— start of PROVIDED RECORDS —
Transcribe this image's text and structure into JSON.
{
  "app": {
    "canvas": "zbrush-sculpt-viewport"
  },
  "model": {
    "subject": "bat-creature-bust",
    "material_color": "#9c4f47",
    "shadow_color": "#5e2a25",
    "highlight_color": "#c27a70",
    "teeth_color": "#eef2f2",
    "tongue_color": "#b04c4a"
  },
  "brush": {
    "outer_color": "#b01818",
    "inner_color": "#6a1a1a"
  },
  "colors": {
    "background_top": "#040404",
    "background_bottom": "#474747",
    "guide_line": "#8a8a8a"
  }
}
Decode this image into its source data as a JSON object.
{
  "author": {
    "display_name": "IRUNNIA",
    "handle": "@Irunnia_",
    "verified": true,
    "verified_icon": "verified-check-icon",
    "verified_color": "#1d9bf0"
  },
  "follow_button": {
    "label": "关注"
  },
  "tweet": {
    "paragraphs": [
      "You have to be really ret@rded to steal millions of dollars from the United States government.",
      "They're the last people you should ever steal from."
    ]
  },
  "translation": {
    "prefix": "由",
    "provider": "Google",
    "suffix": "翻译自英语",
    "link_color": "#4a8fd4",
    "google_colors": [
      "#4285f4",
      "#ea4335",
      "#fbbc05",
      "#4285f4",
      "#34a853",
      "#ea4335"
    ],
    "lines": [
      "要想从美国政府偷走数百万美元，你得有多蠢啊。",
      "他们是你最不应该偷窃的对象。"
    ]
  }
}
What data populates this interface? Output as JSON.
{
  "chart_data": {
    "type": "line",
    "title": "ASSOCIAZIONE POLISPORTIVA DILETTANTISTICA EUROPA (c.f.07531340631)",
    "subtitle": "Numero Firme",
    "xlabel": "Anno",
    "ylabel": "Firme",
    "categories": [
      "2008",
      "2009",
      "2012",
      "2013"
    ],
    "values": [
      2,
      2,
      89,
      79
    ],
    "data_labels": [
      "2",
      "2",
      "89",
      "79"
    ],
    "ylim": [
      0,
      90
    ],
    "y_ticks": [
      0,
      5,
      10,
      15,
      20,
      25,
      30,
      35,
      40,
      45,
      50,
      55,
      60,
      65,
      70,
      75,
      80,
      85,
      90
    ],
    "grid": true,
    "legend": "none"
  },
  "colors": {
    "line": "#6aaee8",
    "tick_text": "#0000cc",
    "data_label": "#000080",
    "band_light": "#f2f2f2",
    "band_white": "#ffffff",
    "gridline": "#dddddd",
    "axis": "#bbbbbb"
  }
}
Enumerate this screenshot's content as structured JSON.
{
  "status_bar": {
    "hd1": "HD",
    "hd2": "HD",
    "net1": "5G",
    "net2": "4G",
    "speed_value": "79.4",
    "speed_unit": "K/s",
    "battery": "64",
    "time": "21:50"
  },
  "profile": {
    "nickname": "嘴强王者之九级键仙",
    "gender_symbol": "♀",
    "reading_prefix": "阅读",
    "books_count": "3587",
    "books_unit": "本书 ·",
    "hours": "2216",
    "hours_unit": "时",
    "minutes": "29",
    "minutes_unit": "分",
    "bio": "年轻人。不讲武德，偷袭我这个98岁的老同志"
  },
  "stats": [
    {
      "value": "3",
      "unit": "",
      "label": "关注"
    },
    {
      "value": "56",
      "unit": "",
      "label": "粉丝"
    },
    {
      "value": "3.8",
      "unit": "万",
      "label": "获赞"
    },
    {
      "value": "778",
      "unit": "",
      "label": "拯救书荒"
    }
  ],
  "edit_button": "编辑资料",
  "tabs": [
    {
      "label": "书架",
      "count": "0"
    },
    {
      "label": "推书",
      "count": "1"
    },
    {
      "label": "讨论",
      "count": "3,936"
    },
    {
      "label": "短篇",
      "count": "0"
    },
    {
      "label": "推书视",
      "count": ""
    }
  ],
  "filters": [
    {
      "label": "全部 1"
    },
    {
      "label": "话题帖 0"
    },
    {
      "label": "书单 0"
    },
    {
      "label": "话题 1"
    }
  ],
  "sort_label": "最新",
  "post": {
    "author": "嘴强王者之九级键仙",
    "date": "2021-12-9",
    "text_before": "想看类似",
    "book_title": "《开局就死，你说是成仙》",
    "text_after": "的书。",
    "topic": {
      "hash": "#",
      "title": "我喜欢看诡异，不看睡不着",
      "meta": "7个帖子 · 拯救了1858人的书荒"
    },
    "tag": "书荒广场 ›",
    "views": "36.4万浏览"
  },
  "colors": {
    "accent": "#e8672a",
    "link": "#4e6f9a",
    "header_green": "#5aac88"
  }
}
— end of PROVIDED RECORDS —
Transcribe each record exactly. Leave nothing out.

Transcribe this image's text and structure into JSON.
{
  "app": {
    "canvas": "zbrush-sculpt-viewport"
  },
  "model": {
    "subject": "bat-creature-bust",
    "material_color": "#9c4f47",
    "shadow_color": "#5e2a25",
    "highlight_color": "#c27a70",
    "teeth_color": "#eef2f2",
    "tongue_color": "#b04c4a"
  },
  "brush": {
    "outer_color": "#b01818",
    "inner_color": "#6a1a1a"
  },
  "colors": {
    "background_top": "#040404",
    "background_bottom": "#474747",
    "guide_line": "#8a8a8a"
  }
}
Decode this image into its source data as a JSON object.
{
  "author": {
    "display_name": "IRUNNIA",
    "handle": "@Irunnia_",
    "verified": true,
    "verified_icon": "verified-check-icon",
    "verified_color": "#1d9bf0"
  },
  "follow_button": {
    "label": "关注"
  },
  "tweet": {
    "paragraphs": [
      "You have to be really ret@rded to steal millions of dollars from the United States government.",
      "They're the last people you should ever steal from."
    ]
  },
  "translation": {
    "prefix": "由",
    "provider": "Google",
    "suffix": "翻译自英语",
    "link_color": "#4a8fd4",
    "google_colors": [
      "#4285f4",
      "#ea4335",
      "#fbbc05",
      "#4285f4",
      "#34a853",
      "#ea4335"
    ],
    "lines": [
      "要想从美国政府偷走数百万美元，你得有多蠢啊。",
      "他们是你最不应该偷窃的对象。"
    ]
  }
}
What data populates this interface? Output as JSON.
{
  "chart_data": {
    "type": "line",
    "title": "ASSOCIAZIONE POLISPORTIVA DILETTANTISTICA EUROPA (c.f.07531340631)",
    "subtitle": "Numero Firme",
    "xlabel": "Anno",
    "ylabel": "Firme",
    "categories": [
      "2008",
      "2009",
      "2012",
      "2013"
    ],
    "values": [
      2,
      2,
      89,
      79
    ],
    "data_labels": [
      "2",
      "2",
      "89",
      "79"
    ],
    "ylim": [
      0,
      90
    ],
    "y_ticks": [
      0,
      5,
      10,
      15,
      20,
      25,
      30,
      35,
      40,
      45,
      50,
      55,
      60,
      65,
      70,
      75,
      80,
      85,
      90
    ],
    "grid": true,
    "legend": "none"
  },
  "colors": {
    "line": "#6aaee8",
    "tick_text": "#0000cc",
    "data_label": "#000080",
    "band_light": "#f2f2f2",
    "band_white": "#ffffff",
    "gridline": "#dddddd",
    "axis": "#bbbbbb"
  }
}
Enumerate this screenshot's content as structured JSON.
{
  "status_bar": {
    "hd1": "HD",
    "hd2": "HD",
    "net1": "5G",
    "net2": "4G",
    "speed_value": "79.4",
    "speed_unit": "K/s",
    "battery": "64",
    "time": "21:50"
  },
  "profile": {
    "nickname": "嘴强王者之九级键仙",
    "gender_symbol": "♀",
    "reading_prefix": "阅读",
    "books_count": "3587",
    "books_unit": "本书 ·",
    "hours": "2216",
    "hours_unit": "时",
    "minutes": "29",
    "minutes_unit": "分",
    "bio": "年轻人。不讲武德，偷袭我这个98岁的老同志"
  },
  "stats": [
    {
      "value": "3",
      "unit": "",
      "label": "关注"
    },
    {
      "value": "56",
      "unit": "",
      "label": "粉丝"
    },
    {
      "value": "3.8",
      "unit": "万",
      "label": "获赞"
    },
    {
      "value": "778",
      "unit": "",
      "label": "拯救书荒"
    }
  ],
  "edit_button": "编辑资料",
  "tabs": [
    {
      "label": "书架",
      "count": "0"
    },
    {
      "label": "推书",
      "count": "1"
    },
    {
      "label": "讨论",
      "count": "3,936"
    },
    {
      "label": "短篇",
      "count": "0"
    },
    {
      "label": "推书视",
      "count": ""
    }
  ],
  "filters": [
    {
      "label": "全部 1"
    },
    {
      "label": "话题帖 0"
    },
    {
      "label": "书单 0"
    },
    {
      "label": "话题 1"
    }
  ],
  "sort_label": "最新",
  "post": {
    "author": "嘴强王者之九级键仙",
    "date": "2021-12-9",
    "text_before": "想看类似",
    "book_title": "《开局就死，你说是成仙》",
    "text_after": "的书。",
    "topic": {
      "hash": "#",
      "title": "我喜欢看诡异，不看睡不着",
      "meta": "7个帖子 · 拯救了1858人的书荒"
    },
    "tag": "书荒广场 ›",
    "views": "36.4万浏览"
  },
  "colors": {
    "accent": "#e8672a",
    "link": "#4e6f9a",
    "header_green": "#5aac88"
  }
}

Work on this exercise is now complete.